Goal: Copy all of the material below exactly.

Chart and figure data:
************
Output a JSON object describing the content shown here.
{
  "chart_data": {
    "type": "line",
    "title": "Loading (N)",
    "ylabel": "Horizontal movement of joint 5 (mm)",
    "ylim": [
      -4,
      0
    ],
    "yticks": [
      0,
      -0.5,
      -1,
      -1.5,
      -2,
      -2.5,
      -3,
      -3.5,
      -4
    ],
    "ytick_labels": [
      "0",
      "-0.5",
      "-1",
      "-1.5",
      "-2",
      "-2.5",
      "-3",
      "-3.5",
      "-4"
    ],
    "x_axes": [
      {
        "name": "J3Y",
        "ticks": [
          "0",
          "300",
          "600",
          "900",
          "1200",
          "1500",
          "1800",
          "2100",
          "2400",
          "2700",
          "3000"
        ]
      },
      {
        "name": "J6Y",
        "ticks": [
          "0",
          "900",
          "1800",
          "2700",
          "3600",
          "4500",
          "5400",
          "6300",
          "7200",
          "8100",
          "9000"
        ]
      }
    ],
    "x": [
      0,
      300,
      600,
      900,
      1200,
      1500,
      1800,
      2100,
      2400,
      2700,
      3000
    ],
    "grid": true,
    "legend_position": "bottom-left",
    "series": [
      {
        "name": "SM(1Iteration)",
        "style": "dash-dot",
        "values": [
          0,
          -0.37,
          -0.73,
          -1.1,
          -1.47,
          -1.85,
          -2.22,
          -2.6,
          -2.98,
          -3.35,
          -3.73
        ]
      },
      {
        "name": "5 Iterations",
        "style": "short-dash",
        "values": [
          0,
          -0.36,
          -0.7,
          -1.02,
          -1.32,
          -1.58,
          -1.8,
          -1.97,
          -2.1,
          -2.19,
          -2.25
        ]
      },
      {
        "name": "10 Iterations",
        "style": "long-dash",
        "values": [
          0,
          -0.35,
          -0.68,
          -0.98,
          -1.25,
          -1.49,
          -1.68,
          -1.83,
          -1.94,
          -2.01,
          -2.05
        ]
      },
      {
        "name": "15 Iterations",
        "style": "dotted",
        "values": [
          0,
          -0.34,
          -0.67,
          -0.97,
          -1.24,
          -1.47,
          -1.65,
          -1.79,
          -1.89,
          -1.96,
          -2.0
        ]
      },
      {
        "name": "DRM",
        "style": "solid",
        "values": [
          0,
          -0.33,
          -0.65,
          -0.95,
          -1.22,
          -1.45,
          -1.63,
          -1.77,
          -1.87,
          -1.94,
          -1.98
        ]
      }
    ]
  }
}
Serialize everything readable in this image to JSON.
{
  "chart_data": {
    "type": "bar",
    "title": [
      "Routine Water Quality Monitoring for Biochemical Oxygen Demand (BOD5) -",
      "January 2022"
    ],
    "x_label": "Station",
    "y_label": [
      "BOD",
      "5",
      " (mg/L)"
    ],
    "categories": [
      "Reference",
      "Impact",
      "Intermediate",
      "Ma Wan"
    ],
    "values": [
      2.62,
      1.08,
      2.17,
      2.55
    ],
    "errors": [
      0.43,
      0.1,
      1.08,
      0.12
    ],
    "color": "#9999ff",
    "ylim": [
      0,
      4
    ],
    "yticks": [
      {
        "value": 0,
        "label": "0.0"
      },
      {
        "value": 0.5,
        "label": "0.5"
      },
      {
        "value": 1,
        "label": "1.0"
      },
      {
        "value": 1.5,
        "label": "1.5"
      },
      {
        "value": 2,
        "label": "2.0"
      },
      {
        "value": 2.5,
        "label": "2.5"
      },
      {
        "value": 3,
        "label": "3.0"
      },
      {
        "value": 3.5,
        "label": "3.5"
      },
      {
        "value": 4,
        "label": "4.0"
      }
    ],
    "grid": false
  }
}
************
The response:
Output a JSON object describing the content shown here.
{
  "chart_data": {
    "type": "line",
    "title": "Loading (N)",
    "ylabel": "Horizontal movement of joint 5 (mm)",
    "ylim": [
      -4,
      0
    ],
    "yticks": [
      0,
      -0.5,
      -1,
      -1.5,
      -2,
      -2.5,
      -3,
      -3.5,
      -4
    ],
    "ytick_labels": [
      "0",
      "-0.5",
      "-1",
      "-1.5",
      "-2",
      "-2.5",
      "-3",
      "-3.5",
      "-4"
    ],
    "x_axes": [
      {
        "name": "J3Y",
        "ticks": [
          "0",
          "300",
          "600",
          "900",
          "1200",
          "1500",
          "1800",
          "2100",
          "2400",
          "2700",
          "3000"
        ]
      },
      {
        "name": "J6Y",
        "ticks": [
          "0",
          "900",
          "1800",
          "2700",
          "3600",
          "4500",
          "5400",
          "6300",
          "7200",
          "8100",
          "9000"
        ]
      }
    ],
    "x": [
      0,
      300,
      600,
      900,
      1200,
      1500,
      1800,
      2100,
      2400,
      2700,
      3000
    ],
    "grid": true,
    "legend_position": "bottom-left",
    "series": [
      {
        "name": "SM(1Iteration)",
        "style": "dash-dot",
        "values": [
          0,
          -0.37,
          -0.73,
          -1.1,
          -1.47,
          -1.85,
          -2.22,
          -2.6,
          -2.98,
          -3.35,
          -3.73
        ]
      },
      {
        "name": "5 Iterations",
        "style": "short-dash",
        "values": [
          0,
          -0.36,
          -0.7,
          -1.02,
          -1.32,
          -1.58,
          -1.8,
          -1.97,
          -2.1,
          -2.19,
          -2.25
        ]
      },
      {
        "name": "10 Iterations",
        "style": "long-dash",
        "values": [
          0,
          -0.35,
          -0.68,
          -0.98,
          -1.25,
          -1.49,
          -1.68,
          -1.83,
          -1.94,
          -2.01,
          -2.05
        ]
      },
      {
        "name": "15 Iterations",
        "style": "dotted",
        "values": [
          0,
          -0.34,
          -0.67,
          -0.97,
          -1.24,
          -1.47,
          -1.65,
          -1.79,
          -1.89,
          -1.96,
          -2.0
        ]
      },
      {
        "name": "DRM",
        "style": "solid",
        "values": [
          0,
          -0.33,
          -0.65,
          -0.95,
          -1.22,
          -1.45,
          -1.63,
          -1.77,
          -1.87,
          -1.94,
          -1.98
        ]
      }
    ]
  }
}
Serialize everything readable in this image to JSON.
{
  "chart_data": {
    "type": "bar",
    "title": [
      "Routine Water Quality Monitoring for Biochemical Oxygen Demand (BOD5) -",
      "January 2022"
    ],
    "x_label": "Station",
    "y_label": [
      "BOD",
      "5",
      " (mg/L)"
    ],
    "categories": [
      "Reference",
      "Impact",
      "Intermediate",
      "Ma Wan"
    ],
    "values": [
      2.62,
      1.08,
      2.17,
      2.55
    ],
    "errors": [
      0.43,
      0.1,
      1.08,
      0.12
    ],
    "color": "#9999ff",
    "ylim": [
      0,
      4
    ],
    "yticks": [
      {
        "value": 0,
        "label": "0.0"
      },
      {
        "value": 0.5,
        "label": "0.5"
      },
      {
        "value": 1,
        "label": "1.0"
      },
      {
        "value": 1.5,
        "label": "1.5"
      },
      {
        "value": 2,
        "label": "2.0"
      },
      {
        "value": 2.5,
        "label": "2.5"
      },
      {
        "value": 3,
        "label": "3.0"
      },
      {
        "value": 3.5,
        "label": "3.5"
      },
      {
        "value": 4,
        "label": "4.0"
      }
    ],
    "grid": false
  }
}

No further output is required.